• [Extrait source]
==============================
La Relativité
Qu'a-t-elle fait de l'espace et du temps ?
Depuis Euclide, la science distinguait l'un et l'autre. Mais Einstein va chambouler ce bon sens spatio-temporel en mettant de l'espace dans le temps et du temps dans l'espace !
A première vue, il n'y a aucun rapport
entre l'espace et le temps. D'ailleurs, une photographie permet de les
distinguer en figeant la durée et en imprimant les volumes. Or, cette manière de
voir est une erreur ! Comme Einstein nous l'a appris, les images des différents
plans se sont déplacées à la vitesse de la lumière avant d'atteindre l'objectif
de l'appareil et sont donc d'autant plus vieilles que leur plan est lointain.
Pour une distance de quelques centaines de mètres, on peut envisager un décalage
d'un demi-millionième de seconde. Une photographie n'a donc rien d'un instantané
: elle capture non seulement une part d'espace, mais aussi une part de temps.
==============================
• [Lignes répertoriées]
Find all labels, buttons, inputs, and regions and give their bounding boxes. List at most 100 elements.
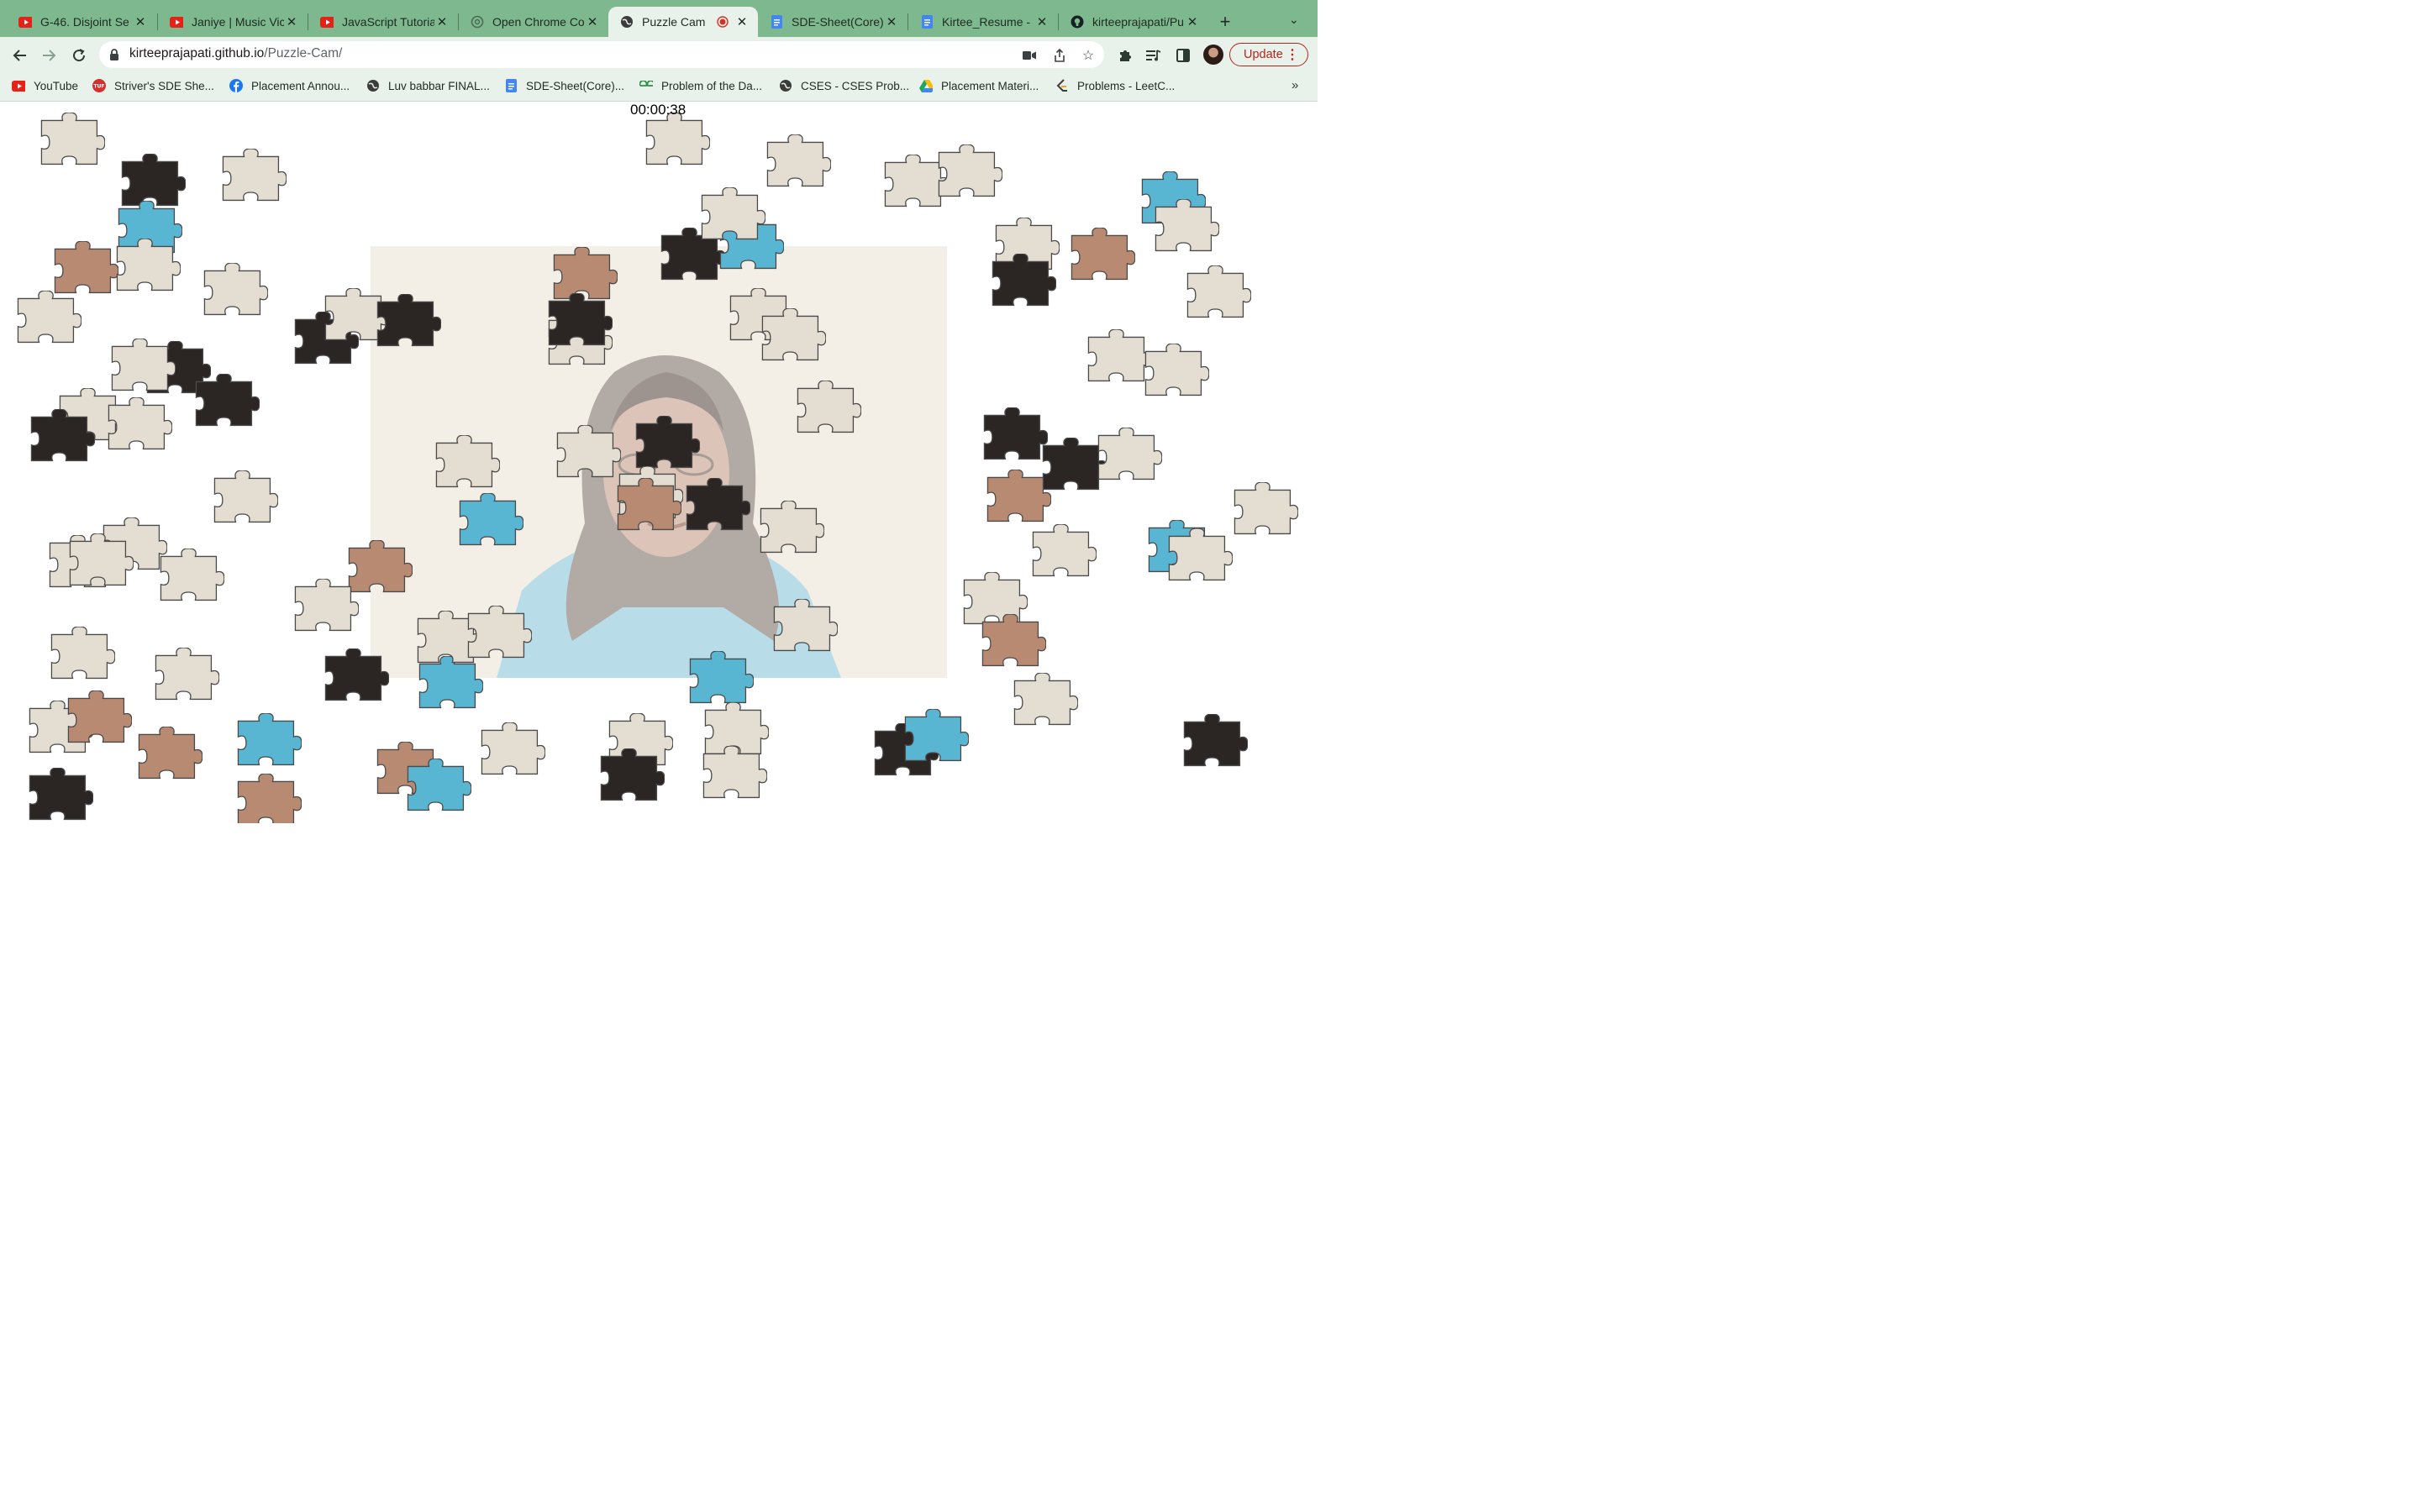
==============================
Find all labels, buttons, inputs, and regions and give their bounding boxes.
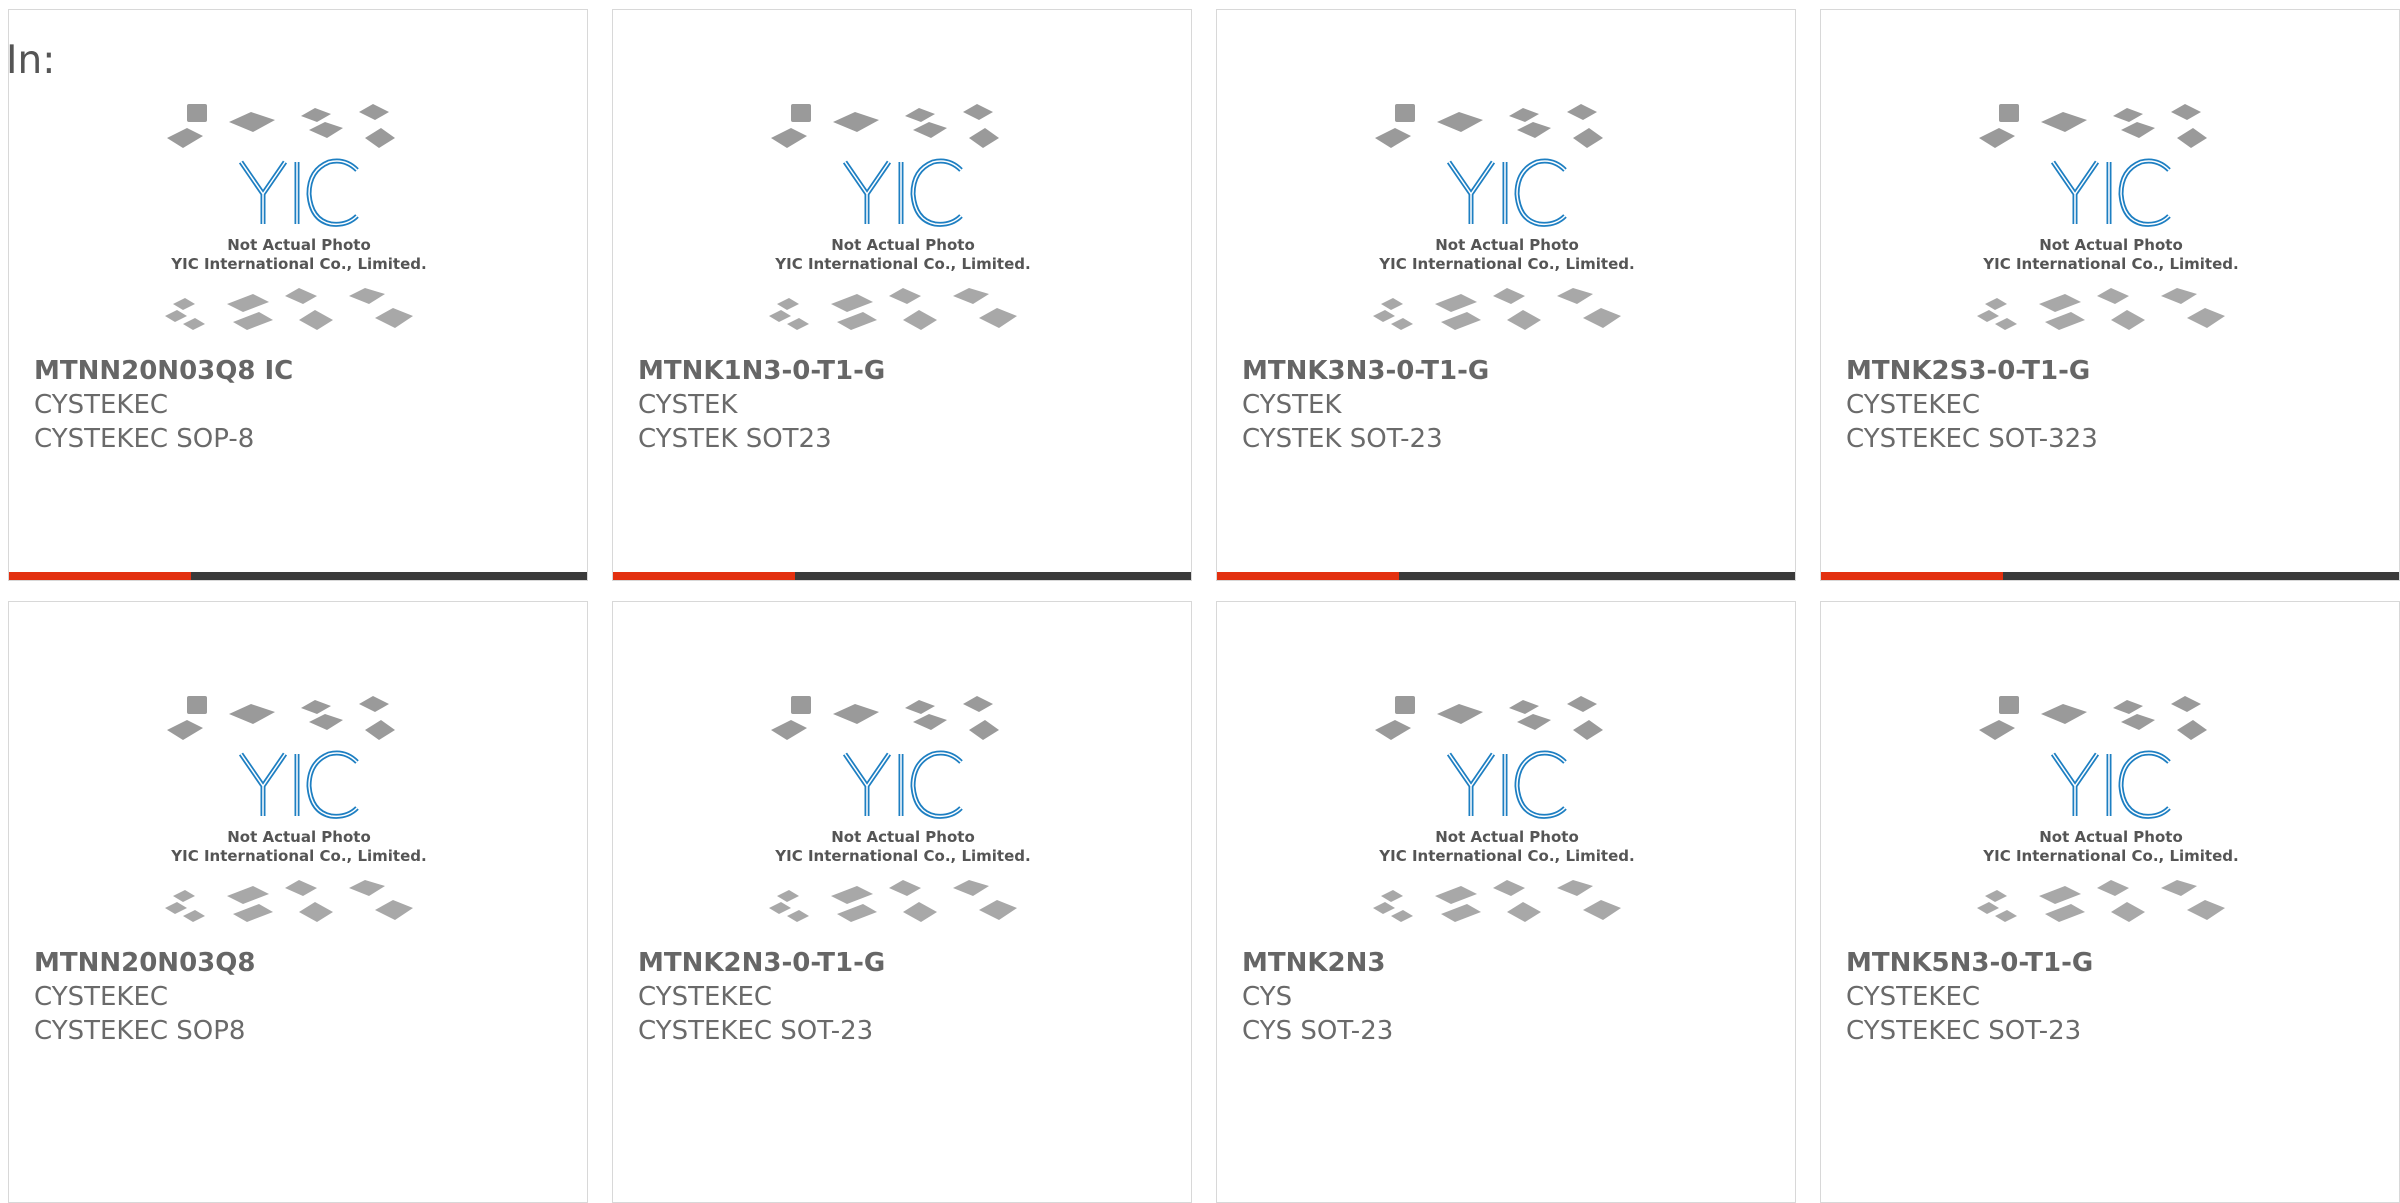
==============================
• [Votre objectif] Reproduisez mot pour mot le passage de l'extrait sur la relativité qui va de "A première vue, il" jusqu'à "part de temps." inclus. Servez-vous seulement de l'extrait sur la relativité.

• [Réponse complète]
A première vue, il n'y a aucun rapport
entre l'espace et le temps. D'ailleurs, une photographie permet de les
distinguer en figeant la durée et en imprimant les volumes. Or, cette manière de
voir est une erreur ! Comme Einstein nous l'a appris, les images des différents
plans se sont déplacées à la vitesse de la lumière avant d'atteindre l'objectif
de l'appareil et sont donc d'autant plus vieilles que leur plan est lointain.
Pour une distance de quelques centaines de mètres, on peut envisager un décalage
d'un demi-millionième de seconde. Une photographie n'a donc rien d'un instantané
: elle capture non seulement une part d'espace, mais aussi une part de temps.